▸ Work to complete
Copy each line below that includes "companies".

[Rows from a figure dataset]
══════
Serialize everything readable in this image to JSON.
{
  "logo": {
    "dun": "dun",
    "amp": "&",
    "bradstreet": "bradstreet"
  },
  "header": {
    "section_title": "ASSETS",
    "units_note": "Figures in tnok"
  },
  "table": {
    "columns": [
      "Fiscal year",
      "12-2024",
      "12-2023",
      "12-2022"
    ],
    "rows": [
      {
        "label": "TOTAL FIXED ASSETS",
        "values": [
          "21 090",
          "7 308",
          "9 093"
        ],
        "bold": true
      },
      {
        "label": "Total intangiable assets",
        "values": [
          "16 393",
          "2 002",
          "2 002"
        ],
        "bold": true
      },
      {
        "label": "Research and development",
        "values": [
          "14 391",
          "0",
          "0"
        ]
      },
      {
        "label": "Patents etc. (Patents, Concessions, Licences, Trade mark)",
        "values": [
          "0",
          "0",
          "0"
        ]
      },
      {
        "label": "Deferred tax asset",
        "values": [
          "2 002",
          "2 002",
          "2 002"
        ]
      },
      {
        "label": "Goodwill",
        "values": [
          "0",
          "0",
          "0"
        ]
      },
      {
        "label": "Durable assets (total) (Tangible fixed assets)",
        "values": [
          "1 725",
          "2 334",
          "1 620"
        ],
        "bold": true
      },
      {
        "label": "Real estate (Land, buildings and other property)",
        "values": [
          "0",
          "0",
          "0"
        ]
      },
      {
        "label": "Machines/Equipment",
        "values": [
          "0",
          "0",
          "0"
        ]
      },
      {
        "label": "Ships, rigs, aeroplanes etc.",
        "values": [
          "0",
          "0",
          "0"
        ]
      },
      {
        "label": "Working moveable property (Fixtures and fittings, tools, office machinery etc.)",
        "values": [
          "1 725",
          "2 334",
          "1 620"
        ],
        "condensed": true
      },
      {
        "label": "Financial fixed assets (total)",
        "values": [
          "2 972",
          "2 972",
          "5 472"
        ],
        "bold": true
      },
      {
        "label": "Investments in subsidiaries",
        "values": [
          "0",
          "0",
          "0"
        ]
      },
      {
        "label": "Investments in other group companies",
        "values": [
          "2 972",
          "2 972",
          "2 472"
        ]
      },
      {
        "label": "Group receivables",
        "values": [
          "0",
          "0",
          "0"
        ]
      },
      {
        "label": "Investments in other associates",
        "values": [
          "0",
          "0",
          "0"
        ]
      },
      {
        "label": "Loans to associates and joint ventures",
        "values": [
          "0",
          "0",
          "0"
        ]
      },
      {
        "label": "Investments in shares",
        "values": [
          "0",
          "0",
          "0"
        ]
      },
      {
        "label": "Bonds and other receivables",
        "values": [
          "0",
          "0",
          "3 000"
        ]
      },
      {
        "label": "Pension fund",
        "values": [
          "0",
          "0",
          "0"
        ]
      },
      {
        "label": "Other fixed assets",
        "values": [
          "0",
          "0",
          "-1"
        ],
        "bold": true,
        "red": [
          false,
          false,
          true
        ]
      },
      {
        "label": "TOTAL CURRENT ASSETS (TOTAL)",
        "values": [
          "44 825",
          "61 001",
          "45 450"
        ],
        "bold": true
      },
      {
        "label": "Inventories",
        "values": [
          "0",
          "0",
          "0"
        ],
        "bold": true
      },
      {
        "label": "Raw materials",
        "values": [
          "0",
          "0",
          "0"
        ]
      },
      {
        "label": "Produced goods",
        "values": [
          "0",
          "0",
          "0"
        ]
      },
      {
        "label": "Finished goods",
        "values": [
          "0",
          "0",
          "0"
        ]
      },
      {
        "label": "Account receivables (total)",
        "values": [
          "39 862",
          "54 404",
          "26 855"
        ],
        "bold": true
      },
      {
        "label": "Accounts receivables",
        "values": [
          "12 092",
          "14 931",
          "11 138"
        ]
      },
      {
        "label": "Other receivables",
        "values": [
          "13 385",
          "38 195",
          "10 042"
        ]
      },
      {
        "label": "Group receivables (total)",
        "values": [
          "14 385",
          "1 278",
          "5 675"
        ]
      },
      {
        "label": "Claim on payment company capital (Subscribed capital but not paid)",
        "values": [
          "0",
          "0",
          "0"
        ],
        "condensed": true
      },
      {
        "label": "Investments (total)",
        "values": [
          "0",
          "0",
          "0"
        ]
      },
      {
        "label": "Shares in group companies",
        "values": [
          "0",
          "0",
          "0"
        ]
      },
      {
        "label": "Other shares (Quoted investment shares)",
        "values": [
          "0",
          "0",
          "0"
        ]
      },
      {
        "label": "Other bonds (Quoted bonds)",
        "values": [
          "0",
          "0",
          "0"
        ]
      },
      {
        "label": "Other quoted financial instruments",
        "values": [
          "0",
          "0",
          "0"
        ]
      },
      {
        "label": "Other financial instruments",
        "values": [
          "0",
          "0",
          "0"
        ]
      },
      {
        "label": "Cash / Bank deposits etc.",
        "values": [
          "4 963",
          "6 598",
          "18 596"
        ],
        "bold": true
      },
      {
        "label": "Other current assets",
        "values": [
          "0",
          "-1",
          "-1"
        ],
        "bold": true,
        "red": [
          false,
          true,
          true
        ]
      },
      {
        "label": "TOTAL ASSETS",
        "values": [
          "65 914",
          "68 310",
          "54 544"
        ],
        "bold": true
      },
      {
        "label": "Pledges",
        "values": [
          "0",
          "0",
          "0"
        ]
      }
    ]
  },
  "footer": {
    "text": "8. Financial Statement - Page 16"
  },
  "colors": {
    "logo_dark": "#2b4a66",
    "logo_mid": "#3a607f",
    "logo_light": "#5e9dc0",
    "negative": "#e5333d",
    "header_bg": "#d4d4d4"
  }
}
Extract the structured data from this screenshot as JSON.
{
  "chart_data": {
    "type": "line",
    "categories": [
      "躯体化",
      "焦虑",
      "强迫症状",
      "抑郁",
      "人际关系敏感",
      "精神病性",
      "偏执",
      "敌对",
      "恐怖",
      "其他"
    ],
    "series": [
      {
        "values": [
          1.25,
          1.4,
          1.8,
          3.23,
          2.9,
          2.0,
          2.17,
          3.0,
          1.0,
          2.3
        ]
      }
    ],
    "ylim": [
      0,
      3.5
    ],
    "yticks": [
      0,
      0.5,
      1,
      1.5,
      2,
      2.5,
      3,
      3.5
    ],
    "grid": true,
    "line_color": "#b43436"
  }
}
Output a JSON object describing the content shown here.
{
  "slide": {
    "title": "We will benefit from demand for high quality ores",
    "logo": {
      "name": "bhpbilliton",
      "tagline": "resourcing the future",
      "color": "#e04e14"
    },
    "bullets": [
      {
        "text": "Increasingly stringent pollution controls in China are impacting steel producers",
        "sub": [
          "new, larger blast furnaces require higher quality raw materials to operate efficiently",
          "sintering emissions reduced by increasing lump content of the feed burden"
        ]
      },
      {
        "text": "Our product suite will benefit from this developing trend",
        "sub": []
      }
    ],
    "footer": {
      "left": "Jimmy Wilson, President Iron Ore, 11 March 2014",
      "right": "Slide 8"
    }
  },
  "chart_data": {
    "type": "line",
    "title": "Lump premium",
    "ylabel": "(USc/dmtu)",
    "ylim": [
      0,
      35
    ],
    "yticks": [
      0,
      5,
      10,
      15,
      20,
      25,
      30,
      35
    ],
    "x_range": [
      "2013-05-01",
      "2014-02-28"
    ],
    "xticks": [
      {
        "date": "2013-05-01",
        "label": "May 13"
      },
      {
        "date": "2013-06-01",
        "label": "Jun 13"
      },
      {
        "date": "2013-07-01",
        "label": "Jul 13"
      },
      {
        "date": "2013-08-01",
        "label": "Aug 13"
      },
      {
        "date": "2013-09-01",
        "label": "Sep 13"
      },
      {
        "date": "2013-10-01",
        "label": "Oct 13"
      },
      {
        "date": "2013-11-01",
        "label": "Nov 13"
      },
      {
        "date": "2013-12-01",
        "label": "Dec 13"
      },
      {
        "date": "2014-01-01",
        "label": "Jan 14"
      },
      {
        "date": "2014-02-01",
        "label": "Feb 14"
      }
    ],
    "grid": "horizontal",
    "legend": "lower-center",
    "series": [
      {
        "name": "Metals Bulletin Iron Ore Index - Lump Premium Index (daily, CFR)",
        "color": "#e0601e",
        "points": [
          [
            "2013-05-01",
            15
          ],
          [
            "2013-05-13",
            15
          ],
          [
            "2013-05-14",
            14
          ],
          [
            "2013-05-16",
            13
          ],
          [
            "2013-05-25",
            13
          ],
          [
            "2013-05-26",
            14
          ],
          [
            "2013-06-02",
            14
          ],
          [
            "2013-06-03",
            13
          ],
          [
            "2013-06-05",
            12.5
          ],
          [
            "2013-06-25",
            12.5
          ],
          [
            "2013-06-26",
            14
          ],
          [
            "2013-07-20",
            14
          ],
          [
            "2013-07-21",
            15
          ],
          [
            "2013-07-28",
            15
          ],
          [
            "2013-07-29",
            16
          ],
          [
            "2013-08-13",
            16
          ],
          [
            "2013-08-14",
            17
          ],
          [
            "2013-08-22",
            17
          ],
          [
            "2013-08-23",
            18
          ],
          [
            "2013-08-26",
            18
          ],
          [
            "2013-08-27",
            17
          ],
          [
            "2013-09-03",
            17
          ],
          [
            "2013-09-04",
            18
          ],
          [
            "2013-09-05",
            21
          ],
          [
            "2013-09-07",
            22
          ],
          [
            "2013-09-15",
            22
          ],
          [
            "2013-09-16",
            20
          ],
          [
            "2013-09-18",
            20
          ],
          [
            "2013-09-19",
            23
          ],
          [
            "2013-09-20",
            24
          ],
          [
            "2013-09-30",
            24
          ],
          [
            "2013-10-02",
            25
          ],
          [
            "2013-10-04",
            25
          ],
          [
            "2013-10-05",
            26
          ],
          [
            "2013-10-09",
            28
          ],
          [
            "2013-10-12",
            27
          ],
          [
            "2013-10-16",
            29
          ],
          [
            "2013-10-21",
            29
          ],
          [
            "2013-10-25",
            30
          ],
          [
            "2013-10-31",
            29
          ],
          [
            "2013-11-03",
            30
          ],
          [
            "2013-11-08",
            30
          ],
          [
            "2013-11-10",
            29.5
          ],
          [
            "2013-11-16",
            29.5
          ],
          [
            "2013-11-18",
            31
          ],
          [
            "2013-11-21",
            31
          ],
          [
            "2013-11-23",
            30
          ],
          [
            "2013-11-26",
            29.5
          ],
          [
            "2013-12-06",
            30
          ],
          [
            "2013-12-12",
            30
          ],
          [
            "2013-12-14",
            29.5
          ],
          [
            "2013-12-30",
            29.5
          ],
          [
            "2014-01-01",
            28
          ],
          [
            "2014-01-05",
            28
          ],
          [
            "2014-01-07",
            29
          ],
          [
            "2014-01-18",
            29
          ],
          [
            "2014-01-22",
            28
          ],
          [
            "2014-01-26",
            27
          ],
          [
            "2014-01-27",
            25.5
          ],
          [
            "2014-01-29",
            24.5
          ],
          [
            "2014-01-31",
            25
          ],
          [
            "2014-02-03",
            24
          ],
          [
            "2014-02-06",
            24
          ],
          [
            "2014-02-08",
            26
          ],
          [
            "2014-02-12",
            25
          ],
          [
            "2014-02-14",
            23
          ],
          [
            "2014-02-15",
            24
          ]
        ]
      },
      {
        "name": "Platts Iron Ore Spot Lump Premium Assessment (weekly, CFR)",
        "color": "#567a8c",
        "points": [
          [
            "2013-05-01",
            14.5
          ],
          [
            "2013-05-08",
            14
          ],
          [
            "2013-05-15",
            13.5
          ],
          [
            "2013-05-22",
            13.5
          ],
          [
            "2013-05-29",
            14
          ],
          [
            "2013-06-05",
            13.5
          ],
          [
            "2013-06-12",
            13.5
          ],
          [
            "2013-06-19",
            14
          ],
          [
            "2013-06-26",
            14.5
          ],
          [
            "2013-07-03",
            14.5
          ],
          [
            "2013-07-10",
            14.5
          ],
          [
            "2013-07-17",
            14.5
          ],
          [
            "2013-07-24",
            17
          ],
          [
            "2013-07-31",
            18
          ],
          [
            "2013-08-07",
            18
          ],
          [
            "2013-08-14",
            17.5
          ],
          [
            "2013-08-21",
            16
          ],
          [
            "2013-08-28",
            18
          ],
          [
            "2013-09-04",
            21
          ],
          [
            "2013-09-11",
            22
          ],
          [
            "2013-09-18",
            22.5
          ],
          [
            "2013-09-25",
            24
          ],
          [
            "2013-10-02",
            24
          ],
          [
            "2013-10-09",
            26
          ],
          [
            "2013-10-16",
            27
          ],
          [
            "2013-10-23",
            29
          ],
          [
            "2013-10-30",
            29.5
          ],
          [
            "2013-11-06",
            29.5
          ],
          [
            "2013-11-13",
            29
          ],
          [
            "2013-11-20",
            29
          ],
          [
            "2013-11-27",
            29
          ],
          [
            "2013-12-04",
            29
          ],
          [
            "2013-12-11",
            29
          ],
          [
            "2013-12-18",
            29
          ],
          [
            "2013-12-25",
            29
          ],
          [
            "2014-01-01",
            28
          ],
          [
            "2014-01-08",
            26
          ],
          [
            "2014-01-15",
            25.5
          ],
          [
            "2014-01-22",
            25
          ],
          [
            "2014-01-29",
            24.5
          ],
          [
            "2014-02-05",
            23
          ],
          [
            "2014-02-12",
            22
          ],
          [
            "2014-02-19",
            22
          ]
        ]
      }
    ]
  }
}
══════
▸ Final answer
        "label": "Investments in other group companies",
        "label": "Shares in group companies",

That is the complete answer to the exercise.